Collection entries
--

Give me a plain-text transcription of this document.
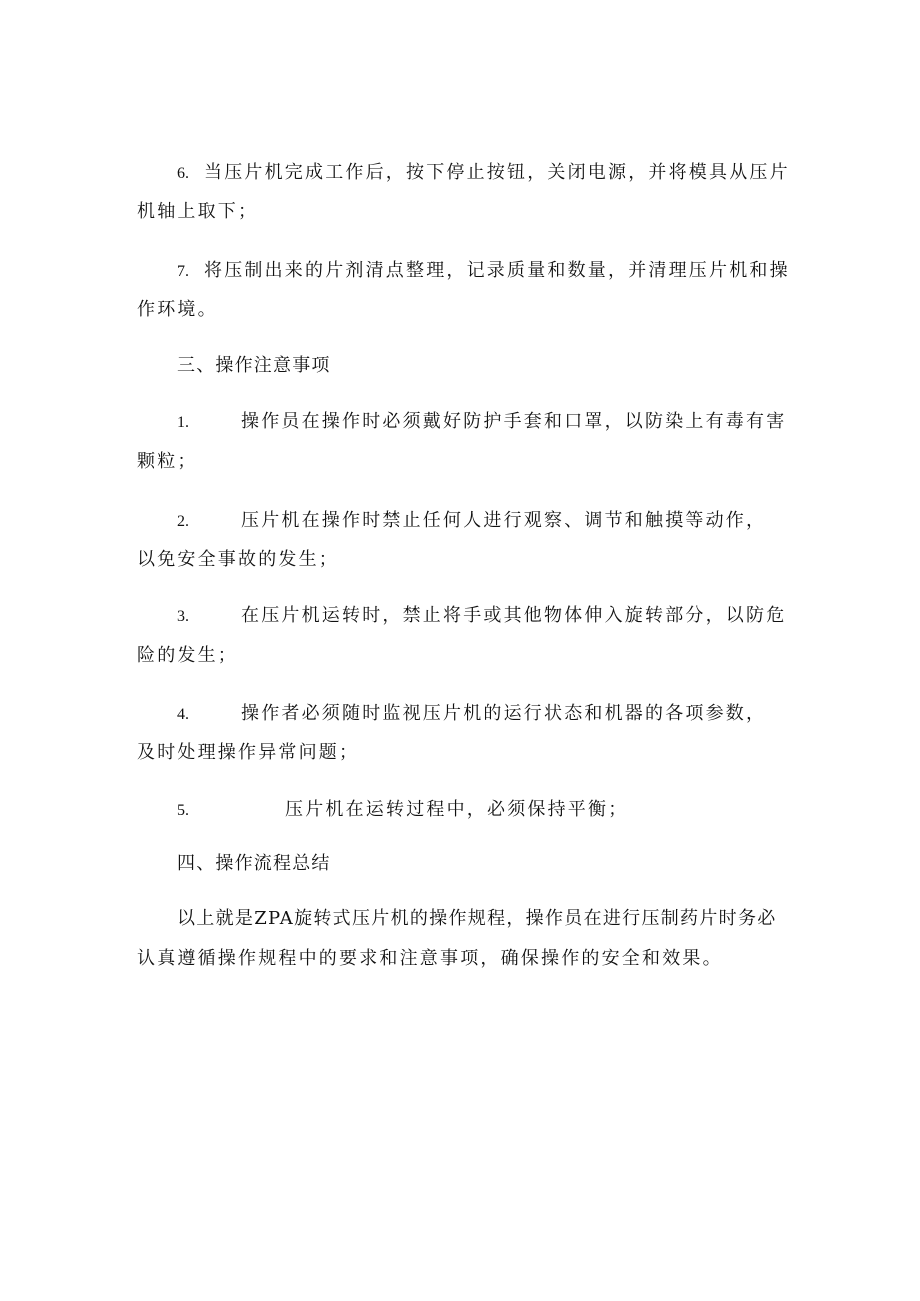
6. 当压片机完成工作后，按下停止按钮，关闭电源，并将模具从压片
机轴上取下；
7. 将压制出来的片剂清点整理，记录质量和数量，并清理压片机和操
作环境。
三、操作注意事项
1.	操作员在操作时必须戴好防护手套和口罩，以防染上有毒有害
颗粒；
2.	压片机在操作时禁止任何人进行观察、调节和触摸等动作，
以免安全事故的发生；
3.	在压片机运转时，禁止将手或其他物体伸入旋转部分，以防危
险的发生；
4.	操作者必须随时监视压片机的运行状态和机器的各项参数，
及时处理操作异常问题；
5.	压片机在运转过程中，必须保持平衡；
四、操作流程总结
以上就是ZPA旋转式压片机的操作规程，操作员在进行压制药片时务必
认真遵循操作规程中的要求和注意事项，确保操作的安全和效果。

--

What you return should match the records above word for word, minus the pictures.

Give me a plain-text transcription of this document.
6. 当压片机完成工作后，按下停止按钮，关闭电源，并将模具从压片
机轴上取下；
7. 将压制出来的片剂清点整理，记录质量和数量，并清理压片机和操
作环境。
三、操作注意事项
1.	操作员在操作时必须戴好防护手套和口罩，以防染上有毒有害
颗粒；
2.	压片机在操作时禁止任何人进行观察、调节和触摸等动作，
以免安全事故的发生；
3.	在压片机运转时，禁止将手或其他物体伸入旋转部分，以防危
险的发生；
4.	操作者必须随时监视压片机的运行状态和机器的各项参数，
及时处理操作异常问题；
5.	压片机在运转过程中，必须保持平衡；
四、操作流程总结
以上就是ZPA旋转式压片机的操作规程，操作员在进行压制药片时务必
认真遵循操作规程中的要求和注意事项，确保操作的安全和效果。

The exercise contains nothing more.